:: Source material
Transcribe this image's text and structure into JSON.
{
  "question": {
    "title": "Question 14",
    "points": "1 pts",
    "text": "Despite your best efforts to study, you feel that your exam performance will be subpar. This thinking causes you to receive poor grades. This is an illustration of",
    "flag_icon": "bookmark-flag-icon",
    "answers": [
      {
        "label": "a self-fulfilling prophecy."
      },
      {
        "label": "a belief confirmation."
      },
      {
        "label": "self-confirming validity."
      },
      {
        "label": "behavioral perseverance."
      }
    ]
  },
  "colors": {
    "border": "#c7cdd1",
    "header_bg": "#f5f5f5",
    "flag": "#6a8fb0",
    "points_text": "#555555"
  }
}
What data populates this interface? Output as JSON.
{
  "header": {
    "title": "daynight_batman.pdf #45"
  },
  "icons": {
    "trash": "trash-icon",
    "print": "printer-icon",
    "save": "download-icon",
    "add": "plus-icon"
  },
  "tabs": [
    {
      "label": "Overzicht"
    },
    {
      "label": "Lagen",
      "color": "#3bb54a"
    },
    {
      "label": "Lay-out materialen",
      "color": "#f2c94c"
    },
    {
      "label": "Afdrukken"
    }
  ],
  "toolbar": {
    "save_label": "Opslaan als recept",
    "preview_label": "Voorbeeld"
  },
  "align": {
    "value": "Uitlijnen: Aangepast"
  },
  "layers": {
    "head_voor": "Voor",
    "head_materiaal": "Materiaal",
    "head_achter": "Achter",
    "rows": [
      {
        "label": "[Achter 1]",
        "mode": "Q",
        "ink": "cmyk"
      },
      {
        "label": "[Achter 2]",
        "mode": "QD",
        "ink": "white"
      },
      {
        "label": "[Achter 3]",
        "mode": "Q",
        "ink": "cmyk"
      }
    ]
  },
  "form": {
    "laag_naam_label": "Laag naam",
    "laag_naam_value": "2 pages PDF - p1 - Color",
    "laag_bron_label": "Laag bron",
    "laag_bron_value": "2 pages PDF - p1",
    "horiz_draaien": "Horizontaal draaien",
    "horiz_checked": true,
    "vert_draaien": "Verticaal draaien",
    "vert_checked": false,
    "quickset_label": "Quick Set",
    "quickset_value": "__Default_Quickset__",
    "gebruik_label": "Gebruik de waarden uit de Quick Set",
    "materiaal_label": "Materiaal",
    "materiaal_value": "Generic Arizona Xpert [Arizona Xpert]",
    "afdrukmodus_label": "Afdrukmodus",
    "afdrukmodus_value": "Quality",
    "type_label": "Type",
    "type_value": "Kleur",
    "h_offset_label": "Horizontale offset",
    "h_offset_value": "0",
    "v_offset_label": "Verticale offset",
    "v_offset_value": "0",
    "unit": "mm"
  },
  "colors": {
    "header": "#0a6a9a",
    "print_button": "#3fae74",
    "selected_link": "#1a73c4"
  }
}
::::
Filter the listing above by the word "self"; copy each line that passes.

        "label": "a self-fulfilling prophecy."
        "label": "self-confirming validity."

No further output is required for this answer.